▸ Instruction
Repeat every entry in the listing below, exactly.

start Given data

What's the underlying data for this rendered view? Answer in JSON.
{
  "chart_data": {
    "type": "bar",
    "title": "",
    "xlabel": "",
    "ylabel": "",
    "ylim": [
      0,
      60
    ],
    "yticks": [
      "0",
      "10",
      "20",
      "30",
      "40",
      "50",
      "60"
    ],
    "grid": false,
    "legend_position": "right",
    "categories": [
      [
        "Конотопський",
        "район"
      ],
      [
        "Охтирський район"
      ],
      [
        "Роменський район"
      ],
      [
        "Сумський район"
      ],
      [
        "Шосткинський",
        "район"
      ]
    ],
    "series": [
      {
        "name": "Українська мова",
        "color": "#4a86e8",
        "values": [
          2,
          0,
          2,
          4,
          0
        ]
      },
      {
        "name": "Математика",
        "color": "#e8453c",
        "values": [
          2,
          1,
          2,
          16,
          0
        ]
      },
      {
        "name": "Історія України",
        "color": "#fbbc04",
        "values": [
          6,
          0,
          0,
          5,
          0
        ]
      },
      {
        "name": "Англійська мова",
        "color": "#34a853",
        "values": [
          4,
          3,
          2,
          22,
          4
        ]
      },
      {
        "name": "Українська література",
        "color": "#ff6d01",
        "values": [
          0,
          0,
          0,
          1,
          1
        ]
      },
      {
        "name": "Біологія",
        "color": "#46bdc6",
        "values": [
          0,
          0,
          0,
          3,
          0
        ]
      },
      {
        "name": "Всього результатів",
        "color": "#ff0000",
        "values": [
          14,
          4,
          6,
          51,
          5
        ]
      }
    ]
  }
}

end Given data

▸ The output
What's the underlying data for this rendered view? Answer in JSON.
{
  "chart_data": {
    "type": "bar",
    "title": "",
    "xlabel": "",
    "ylabel": "",
    "ylim": [
      0,
      60
    ],
    "yticks": [
      "0",
      "10",
      "20",
      "30",
      "40",
      "50",
      "60"
    ],
    "grid": false,
    "legend_position": "right",
    "categories": [
      [
        "Конотопський",
        "район"
      ],
      [
        "Охтирський район"
      ],
      [
        "Роменський район"
      ],
      [
        "Сумський район"
      ],
      [
        "Шосткинський",
        "район"
      ]
    ],
    "series": [
      {
        "name": "Українська мова",
        "color": "#4a86e8",
        "values": [
          2,
          0,
          2,
          4,
          0
        ]
      },
      {
        "name": "Математика",
        "color": "#e8453c",
        "values": [
          2,
          1,
          2,
          16,
          0
        ]
      },
      {
        "name": "Історія України",
        "color": "#fbbc04",
        "values": [
          6,
          0,
          0,
          5,
          0
        ]
      },
      {
        "name": "Англійська мова",
        "color": "#34a853",
        "values": [
          4,
          3,
          2,
          22,
          4
        ]
      },
      {
        "name": "Українська література",
        "color": "#ff6d01",
        "values": [
          0,
          0,
          0,
          1,
          1
        ]
      },
      {
        "name": "Біологія",
        "color": "#46bdc6",
        "values": [
          0,
          0,
          0,
          3,
          0
        ]
      },
      {
        "name": "Всього результатів",
        "color": "#ff0000",
        "values": [
          14,
          4,
          6,
          51,
          5
        ]
      }
    ]
  }
}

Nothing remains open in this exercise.